Pictures stay out of the copy; set down each line of the listing below exactly.

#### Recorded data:
********
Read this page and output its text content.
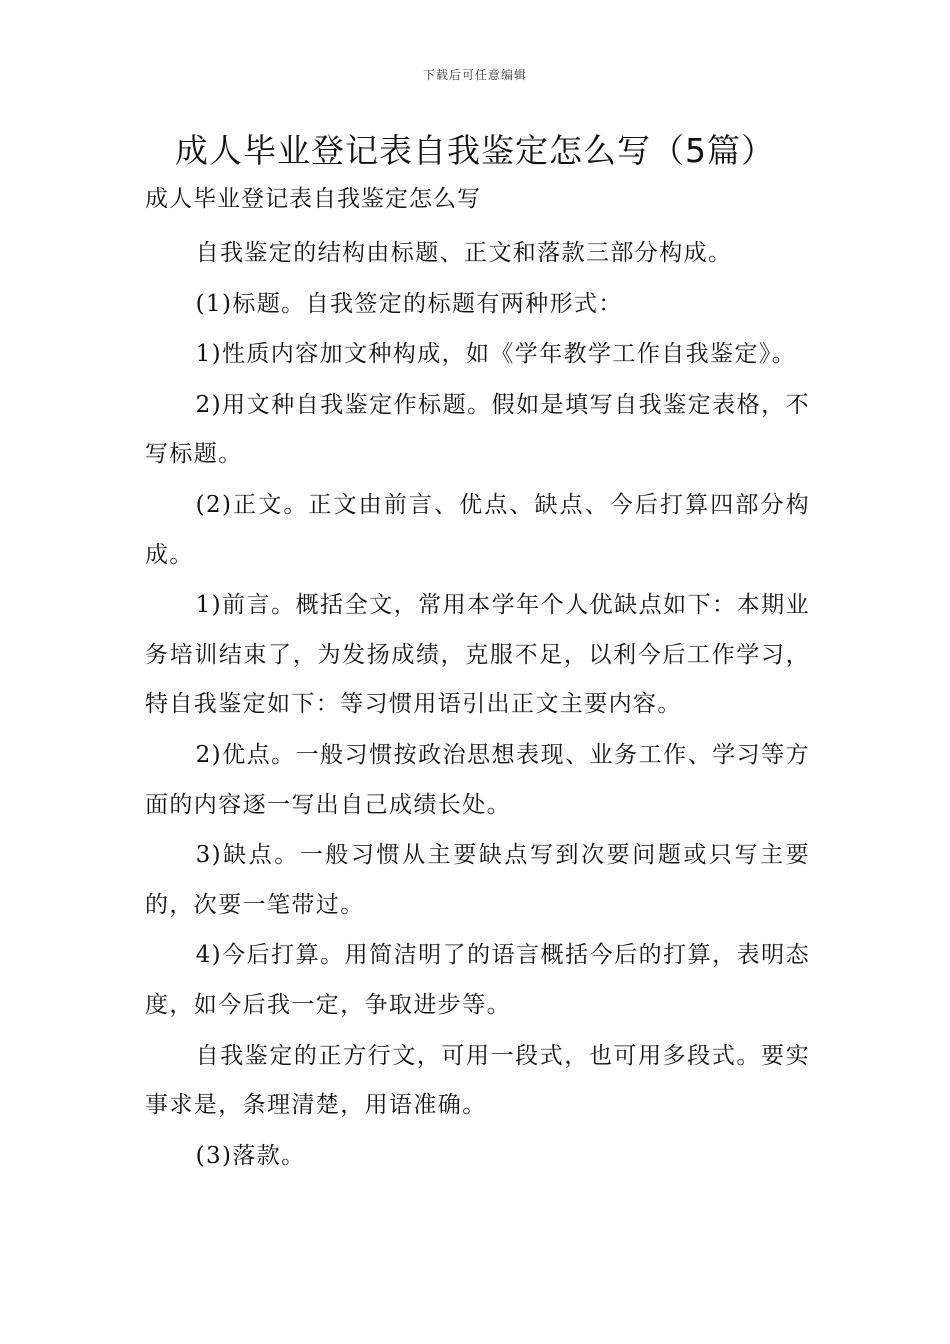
下载后可任意编辑
成人毕业登记表自我鉴定怎么写（5篇）

成人毕业登记表自我鉴定怎么写

自我鉴定的结构由标题、正文和落款三部分构成。

(1)标题。自我签定的标题有两种形式：

1)性质内容加文种构成，如《学年教学工作自我鉴定》。

2)用文种自我鉴定作标题。假如是填写自我鉴定表格，不写标题。

(2)正文。正文由前言、优点、缺点、今后打算四部分构成。

1)前言。概括全文，常用本学年个人优缺点如下：本期业务培训结束了，为发扬成绩，克服不足，以利今后工作学习，特自我鉴定如下：等习惯用语引出正文主要内容。

2)优点。一般习惯按政治思想表现、业务工作、学习等方面的内容逐一写出自己成绩长处。

3)缺点。一般习惯从主要缺点写到次要问题或只写主要的，次要一笔带过。

4)今后打算。用简洁明了的语言概括今后的打算，表明态度，如今后我一定，争取进步等。

自我鉴定的正方行文，可用一段式，也可用多段式。要实事求是，条理清楚，用语准确。

(3)落款。
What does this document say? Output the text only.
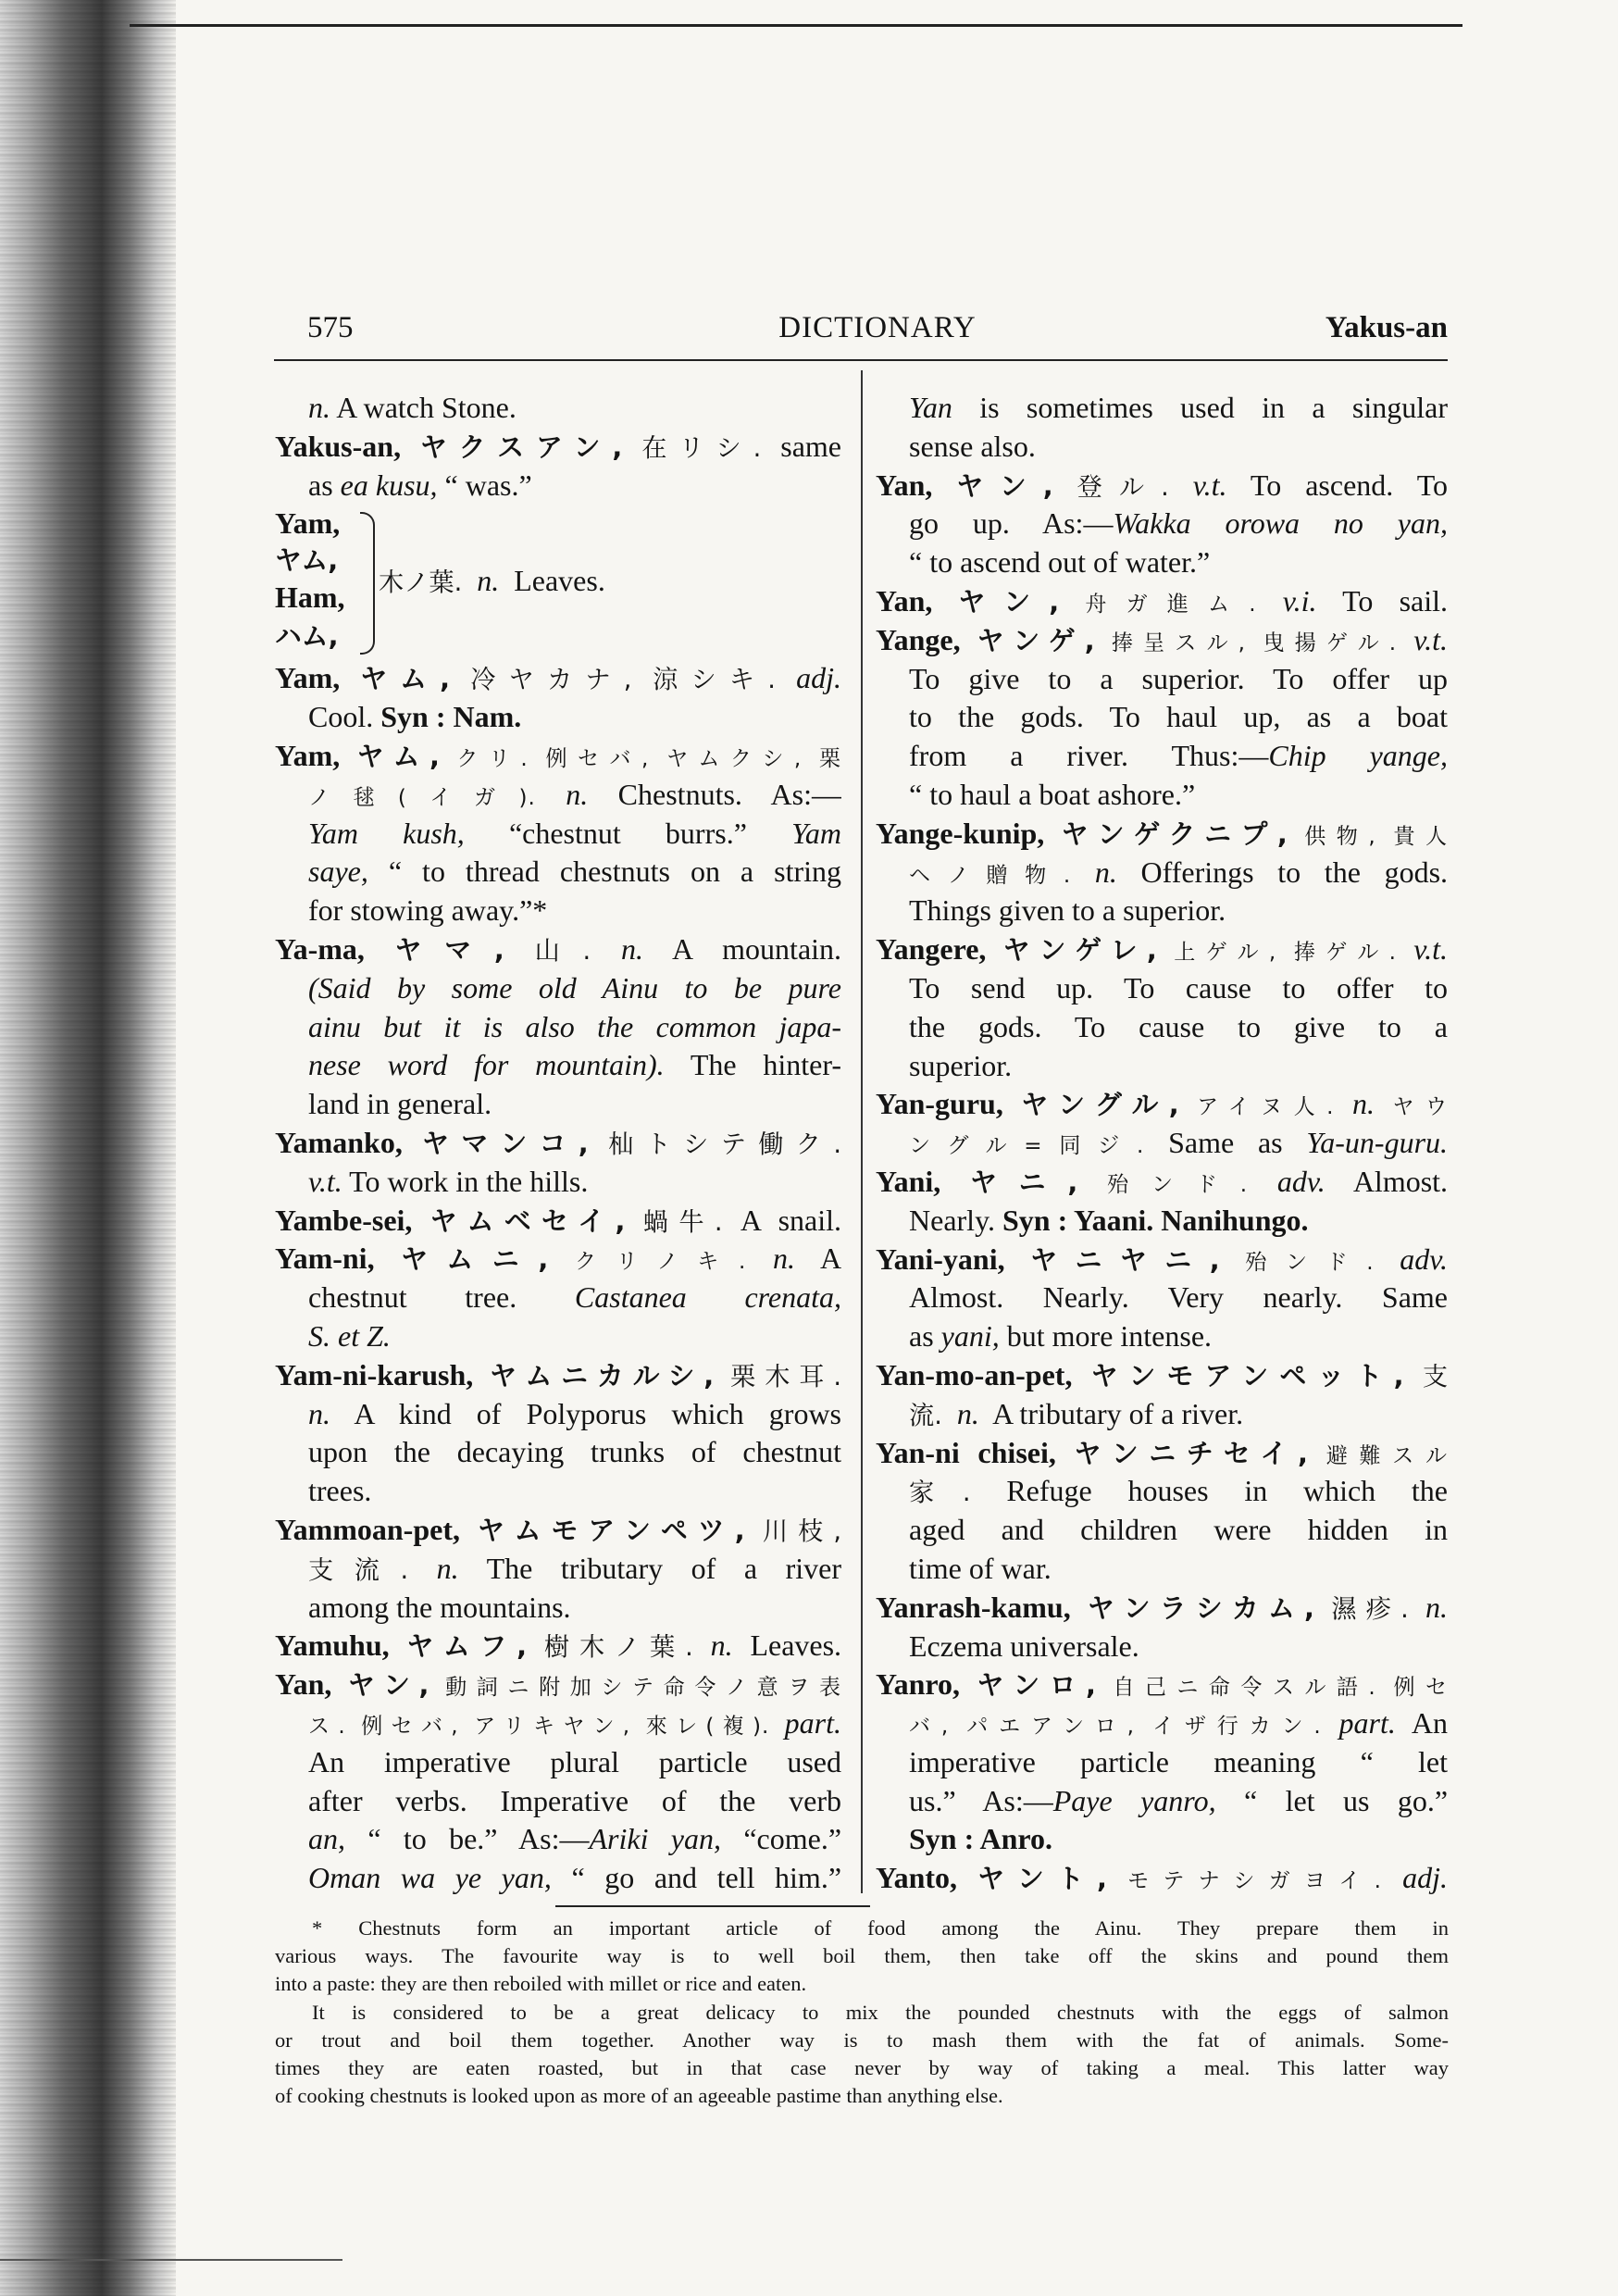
575	DICTIONARY	Yakus-an
n. A watch Stone.
Yakus-an, ヤクスアン, 在リシ. same
as ea kusu, “ was.”
Yam,
ヤム,
Ham,
ハム,
木ノ葉. n. Leaves.
Yam, ヤム, 冷ヤカナ, 涼シキ. adj.
Cool. Syn : Nam.
Yam, ヤム, クリ. 例セバ, ヤムクシ, 栗
ノ毬(イガ). n. Chestnuts. As:—
Yam kush, “chestnut burrs.” Yam
saye, “ to thread chestnuts on a string
for stowing away.”*
Ya-ma, ヤマ, 山. n. A mountain.
(Said by some old Ainu to be pure
ainu but it is also the common japa-
nese word for mountain). The hinter-
land in general.
Yamanko, ヤマンコ, 杣トシテ働ク.
v.t. To work in the hills.
Yambe-sei, ヤムベセイ, 蝸牛. A snail.
Yam-ni, ヤムニ, クリノキ. n. A
chestnut tree. Castanea crenata,
S. et Z.
Yam-ni-karush, ヤムニカルシ, 栗木耳.
n. A kind of Polyporus which grows
upon the decaying trunks of chestnut
trees.
Yammoan-pet, ヤムモアンペツ, 川枝,
支流. n. The tributary of a river
among the mountains.
Yamuhu, ヤムフ, 樹木ノ葉. n. Leaves.
Yan, ヤン, 動詞ニ附加シテ命令ノ意ヲ表
ス. 例セバ, アリキヤン, 來レ(複). part.
An imperative plural particle used
after verbs. Imperative of the verb
an, “ to be.” As:—Ariki yan, “come.”
Oman wa ye yan, “ go and tell him.”
Yan is sometimes used in a singular
sense also.
Yan, ヤン, 登ル. v.t. To ascend. To
go up. As:—Wakka orowa no yan,
“ to ascend out of water.”
Yan, ヤン, 舟ガ進ム. v.i. To sail.
Yange, ヤンゲ, 捧呈スル, 曳揚ゲル. v.t.
To give to a superior. To offer up
to the gods. To haul up, as a boat
from a river. Thus:—Chip yange,
“ to haul a boat ashore.”
Yange-kunip, ヤンゲクニプ, 供物, 貴人
ヘノ贈物. n. Offerings to the gods.
Things given to a superior.
Yangere, ヤンゲレ, 上ゲル, 捧ゲル. v.t.
To send up. To cause to offer to
the gods. To cause to give to a
superior.
Yan-guru, ヤングル, アイヌ人. n. ヤウ
ングル=同ジ. Same as Ya-un-guru.
Yani, ヤニ, 殆ンド. adv. Almost.
Nearly. Syn : Yaani. Nanihungo.
Yani-yani, ヤニヤニ, 殆ンド. adv.
Almost. Nearly. Very nearly. Same
as yani, but more intense.
Yan-mo-an-pet, ヤンモアンペット, 支
流. n. A tributary of a river.
Yan-ni chisei, ヤンニチセイ, 避難スル
家. Refuge houses in which the
aged and children were hidden in
time of war.
Yanrash-kamu, ヤンラシカム, 濕疹. n.
Eczema universale.
Yanro, ヤンロ, 自己ニ命令スル語. 例セ
バ, パエアンロ, イザ行カン. part. An
imperative particle meaning “ let
us.” As:—Paye yanro, “ let us go.”
Syn : Anro.
Yanto, ヤント, モテナシガヨイ. adj.
* Chestnuts form an important article of food among the Ainu. They prepare them in
various ways. The favourite way is to well boil them, then take off the skins and pound them
into a paste: they are then reboiled with millet or rice and eaten.
It is considered to be a great delicacy to mix the pounded chestnuts with the eggs of salmon
or trout and boil them together. Another way is to mash them with the fat of animals. Some-
times they are eaten roasted, but in that case never by way of taking a meal. This latter way
of cooking chestnuts is looked upon as more of an ageeable pastime than anything else.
********
#### ANSWER TO THIS EXERCISE:
Read this page and output its text content.
下载后可任意编辑
成人毕业登记表自我鉴定怎么写（5篇）

成人毕业登记表自我鉴定怎么写

自我鉴定的结构由标题、正文和落款三部分构成。

(1)标题。自我签定的标题有两种形式：

1)性质内容加文种构成，如《学年教学工作自我鉴定》。

2)用文种自我鉴定作标题。假如是填写自我鉴定表格，不写标题。

(2)正文。正文由前言、优点、缺点、今后打算四部分构成。

1)前言。概括全文，常用本学年个人优缺点如下：本期业务培训结束了，为发扬成绩，克服不足，以利今后工作学习，特自我鉴定如下：等习惯用语引出正文主要内容。

2)优点。一般习惯按政治思想表现、业务工作、学习等方面的内容逐一写出自己成绩长处。

3)缺点。一般习惯从主要缺点写到次要问题或只写主要的，次要一笔带过。

4)今后打算。用简洁明了的语言概括今后的打算，表明态度，如今后我一定，争取进步等。

自我鉴定的正方行文，可用一段式，也可用多段式。要实事求是，条理清楚，用语准确。

(3)落款。
What does this document say? Output the text only.
575	DICTIONARY	Yakus-an
n. A watch Stone.
Yakus-an, ヤクスアン, 在リシ. same
as ea kusu, “ was.”
Yam,
ヤム,
Ham,
ハム,
木ノ葉. n. Leaves.
Yam, ヤム, 冷ヤカナ, 涼シキ. adj.
Cool. Syn : Nam.
Yam, ヤム, クリ. 例セバ, ヤムクシ, 栗
ノ毬(イガ). n. Chestnuts. As:—
Yam kush, “chestnut burrs.” Yam
saye, “ to thread chestnuts on a string
for stowing away.”*
Ya-ma, ヤマ, 山. n. A mountain.
(Said by some old Ainu to be pure
ainu but it is also the common japa-
nese word for mountain). The hinter-
land in general.
Yamanko, ヤマンコ, 杣トシテ働ク.
v.t. To work in the hills.
Yambe-sei, ヤムベセイ, 蝸牛. A snail.
Yam-ni, ヤムニ, クリノキ. n. A
chestnut tree. Castanea crenata,
S. et Z.
Yam-ni-karush, ヤムニカルシ, 栗木耳.
n. A kind of Polyporus which grows
upon the decaying trunks of chestnut
trees.
Yammoan-pet, ヤムモアンペツ, 川枝,
支流. n. The tributary of a river
among the mountains.
Yamuhu, ヤムフ, 樹木ノ葉. n. Leaves.
Yan, ヤン, 動詞ニ附加シテ命令ノ意ヲ表
ス. 例セバ, アリキヤン, 來レ(複). part.
An imperative plural particle used
after verbs. Imperative of the verb
an, “ to be.” As:—Ariki yan, “come.”
Oman wa ye yan, “ go and tell him.”
Yan is sometimes used in a singular
sense also.
Yan, ヤン, 登ル. v.t. To ascend. To
go up. As:—Wakka orowa no yan,
“ to ascend out of water.”
Yan, ヤン, 舟ガ進ム. v.i. To sail.
Yange, ヤンゲ, 捧呈スル, 曳揚ゲル. v.t.
To give to a superior. To offer up
to the gods. To haul up, as a boat
from a river. Thus:—Chip yange,
“ to haul a boat ashore.”
Yange-kunip, ヤンゲクニプ, 供物, 貴人
ヘノ贈物. n. Offerings to the gods.
Things given to a superior.
Yangere, ヤンゲレ, 上ゲル, 捧ゲル. v.t.
To send up. To cause to offer to
the gods. To cause to give to a
superior.
Yan-guru, ヤングル, アイヌ人. n. ヤウ
ングル=同ジ. Same as Ya-un-guru.
Yani, ヤニ, 殆ンド. adv. Almost.
Nearly. Syn : Yaani. Nanihungo.
Yani-yani, ヤニヤニ, 殆ンド. adv.
Almost. Nearly. Very nearly. Same
as yani, but more intense.
Yan-mo-an-pet, ヤンモアンペット, 支
流. n. A tributary of a river.
Yan-ni chisei, ヤンニチセイ, 避難スル
家. Refuge houses in which the
aged and children were hidden in
time of war.
Yanrash-kamu, ヤンラシカム, 濕疹. n.
Eczema universale.
Yanro, ヤンロ, 自己ニ命令スル語. 例セ
バ, パエアンロ, イザ行カン. part. An
imperative particle meaning “ let
us.” As:—Paye yanro, “ let us go.”
Syn : Anro.
Yanto, ヤント, モテナシガヨイ. adj.
* Chestnuts form an important article of food among the Ainu. They prepare them in
various ways. The favourite way is to well boil them, then take off the skins and pound them
into a paste: they are then reboiled with millet or rice and eaten.
It is considered to be a great delicacy to mix the pounded chestnuts with the eggs of salmon
or trout and boil them together. Another way is to mash them with the fat of animals. Some-
times they are eaten roasted, but in that case never by way of taking a meal. This latter way
of cooking chestnuts is looked upon as more of an ageeable pastime than anything else.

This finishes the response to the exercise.